• TASK ITEM
Whenever a picture appears in the data, skip it and write out all other material exactly.

• RECORDS PROVIDED
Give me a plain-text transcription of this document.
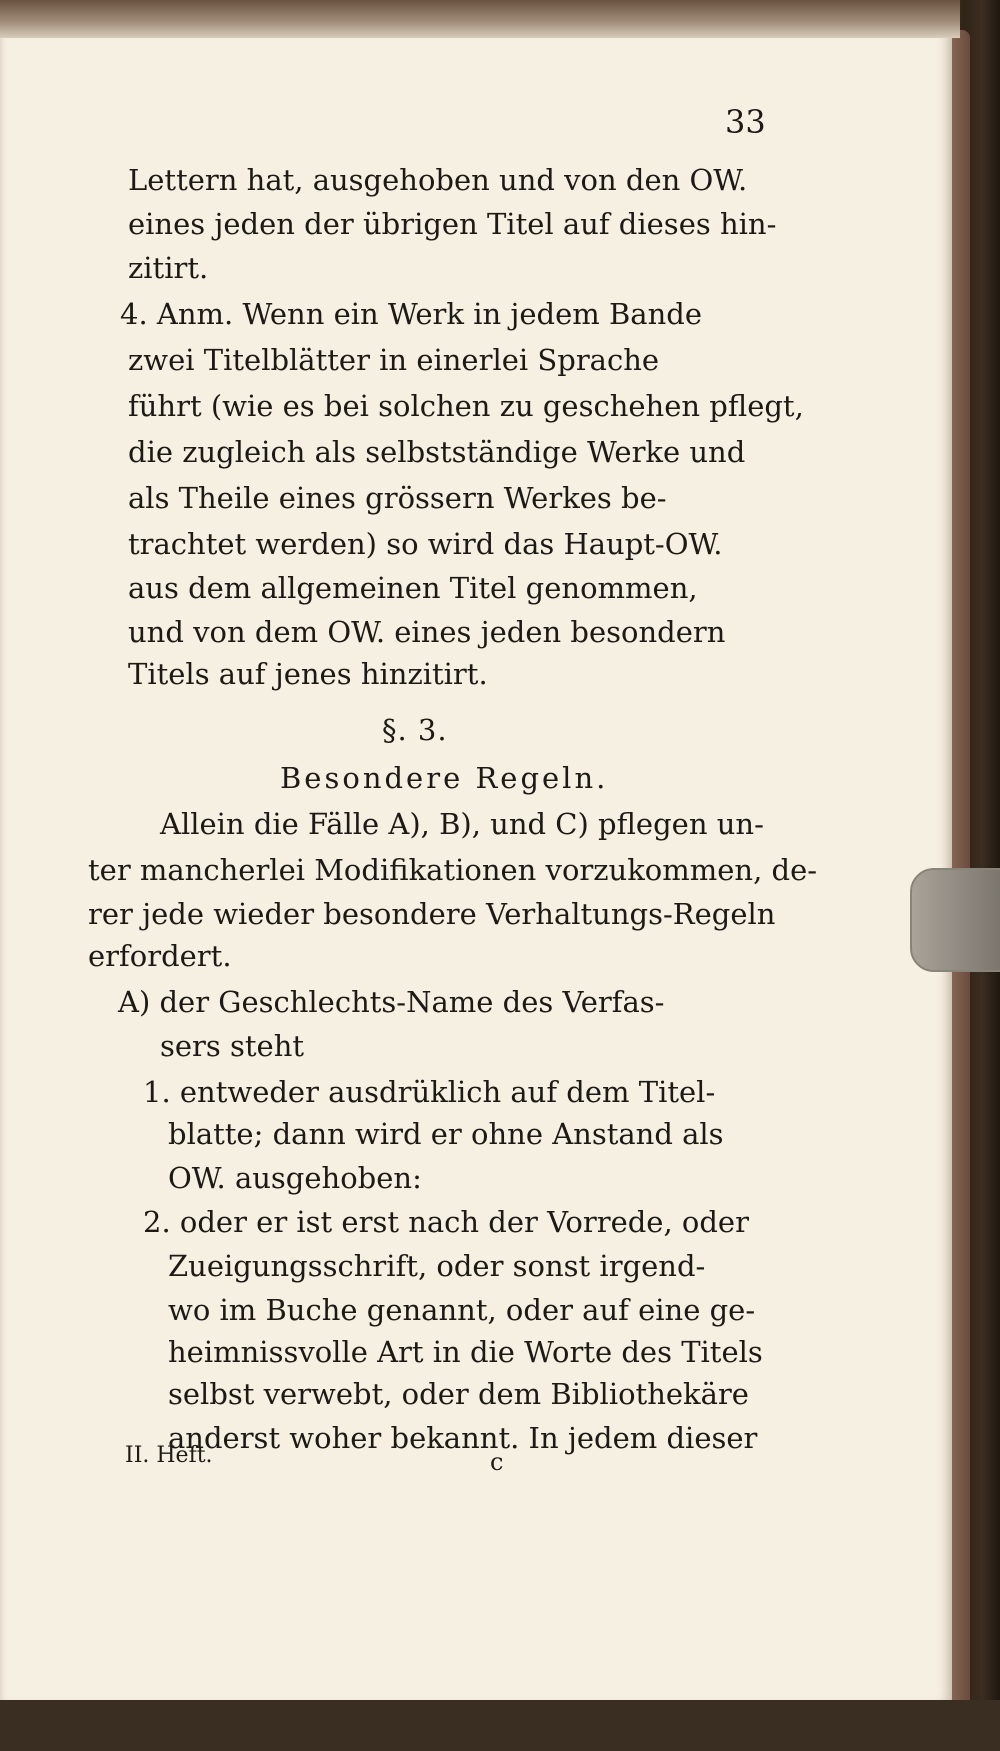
33
Lettern hat, ausgehoben und von den OW.
eines jeden der übrigen Titel auf dieses hin-
zitirt.
4. Anm. Wenn ein Werk in jedem Bande
zwei Titelblätter in einerlei Sprache
führt (wie es bei solchen zu geschehen pflegt,
die zugleich als selbstständige Werke und
als Theile eines grössern Werkes be-
trachtet werden) so wird das Haupt-OW.
aus dem allgemeinen Titel genommen,
und von dem OW. eines jeden besondern
Titels auf jenes hinzitirt.
§. 3.
Besondere Regeln.
Allein die Fälle A), B), und C) pflegen un-
ter mancherlei Modifikationen vorzukommen, de-
rer jede wieder besondere Verhaltungs-Regeln
erfordert.
A) der Geschlechts-Name des Verfas-
sers steht
1. entweder ausdrüklich auf dem Titel-
blatte; dann wird er ohne Anstand als
OW. ausgehoben:
2. oder er ist erst nach der Vorrede, oder
Zueigungsschrift, oder sonst irgend-
wo im Buche genannt, oder auf eine ge-
heimnissvolle Art in die Worte des Titels
selbst verwebt, oder dem Bibliothekäre
anderst woher bekannt. In jedem dieser
II. Heft.	c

• SOLUTION TO THE PROBLEM
Give me a plain-text transcription of this document.
33
Lettern hat, ausgehoben und von den OW.
eines jeden der übrigen Titel auf dieses hin-
zitirt.
4. Anm. Wenn ein Werk in jedem Bande
zwei Titelblätter in einerlei Sprache
führt (wie es bei solchen zu geschehen pflegt,
die zugleich als selbstständige Werke und
als Theile eines grössern Werkes be-
trachtet werden) so wird das Haupt-OW.
aus dem allgemeinen Titel genommen,
und von dem OW. eines jeden besondern
Titels auf jenes hinzitirt.
§. 3.
Besondere Regeln.
Allein die Fälle A), B), und C) pflegen un-
ter mancherlei Modifikationen vorzukommen, de-
rer jede wieder besondere Verhaltungs-Regeln
erfordert.
A) der Geschlechts-Name des Verfas-
sers steht
1. entweder ausdrüklich auf dem Titel-
blatte; dann wird er ohne Anstand als
OW. ausgehoben:
2. oder er ist erst nach der Vorrede, oder
Zueigungsschrift, oder sonst irgend-
wo im Buche genannt, oder auf eine ge-
heimnissvolle Art in die Worte des Titels
selbst verwebt, oder dem Bibliothekäre
anderst woher bekannt. In jedem dieser
II. Heft.	c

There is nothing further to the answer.